___ Records for the task

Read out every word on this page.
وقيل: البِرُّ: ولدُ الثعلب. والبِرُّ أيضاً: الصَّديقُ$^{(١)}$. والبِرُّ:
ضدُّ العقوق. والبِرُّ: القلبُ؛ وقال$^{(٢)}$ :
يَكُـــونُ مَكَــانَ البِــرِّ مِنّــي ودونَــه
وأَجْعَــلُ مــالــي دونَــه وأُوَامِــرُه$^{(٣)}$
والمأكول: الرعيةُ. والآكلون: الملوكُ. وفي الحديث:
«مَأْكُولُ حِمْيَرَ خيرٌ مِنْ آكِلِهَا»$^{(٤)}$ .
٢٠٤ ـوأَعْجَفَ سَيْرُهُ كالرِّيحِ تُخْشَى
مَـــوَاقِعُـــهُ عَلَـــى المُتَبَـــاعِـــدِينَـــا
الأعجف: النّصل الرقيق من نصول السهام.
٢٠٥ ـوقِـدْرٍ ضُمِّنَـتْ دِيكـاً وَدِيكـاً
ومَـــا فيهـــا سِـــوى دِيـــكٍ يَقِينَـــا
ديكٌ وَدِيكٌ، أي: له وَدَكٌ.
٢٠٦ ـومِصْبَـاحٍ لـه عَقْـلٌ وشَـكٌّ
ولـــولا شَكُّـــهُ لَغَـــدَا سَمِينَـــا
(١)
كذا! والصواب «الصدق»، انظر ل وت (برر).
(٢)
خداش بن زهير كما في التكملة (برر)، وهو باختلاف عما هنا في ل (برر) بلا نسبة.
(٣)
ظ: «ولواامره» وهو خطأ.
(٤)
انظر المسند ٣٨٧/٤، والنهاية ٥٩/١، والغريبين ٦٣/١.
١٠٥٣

______

## Objective
Print the material above once more, exactly.

## Result of this exercise
Read out every word on this page.
وقيل: البِرُّ: ولدُ الثعلب. والبِرُّ أيضاً: الصَّديقُ$^{(١)}$. والبِرُّ:
ضدُّ العقوق. والبِرُّ: القلبُ؛ وقال$^{(٢)}$ :
يَكُـــونُ مَكَــانَ البِــرِّ مِنّــي ودونَــه
وأَجْعَــلُ مــالــي دونَــه وأُوَامِــرُه$^{(٣)}$
والمأكول: الرعيةُ. والآكلون: الملوكُ. وفي الحديث:
«مَأْكُولُ حِمْيَرَ خيرٌ مِنْ آكِلِهَا»$^{(٤)}$ .
٢٠٤ ـوأَعْجَفَ سَيْرُهُ كالرِّيحِ تُخْشَى
مَـــوَاقِعُـــهُ عَلَـــى المُتَبَـــاعِـــدِينَـــا
الأعجف: النّصل الرقيق من نصول السهام.
٢٠٥ ـوقِـدْرٍ ضُمِّنَـتْ دِيكـاً وَدِيكـاً
ومَـــا فيهـــا سِـــوى دِيـــكٍ يَقِينَـــا
ديكٌ وَدِيكٌ، أي: له وَدَكٌ.
٢٠٦ ـومِصْبَـاحٍ لـه عَقْـلٌ وشَـكٌّ
ولـــولا شَكُّـــهُ لَغَـــدَا سَمِينَـــا
(١)
كذا! والصواب «الصدق»، انظر ل وت (برر).
(٢)
خداش بن زهير كما في التكملة (برر)، وهو باختلاف عما هنا في ل (برر) بلا نسبة.
(٣)
ظ: «ولواامره» وهو خطأ.
(٤)
انظر المسند ٣٨٧/٤، والنهاية ٥٩/١، والغريبين ٦٣/١.
١٠٥٣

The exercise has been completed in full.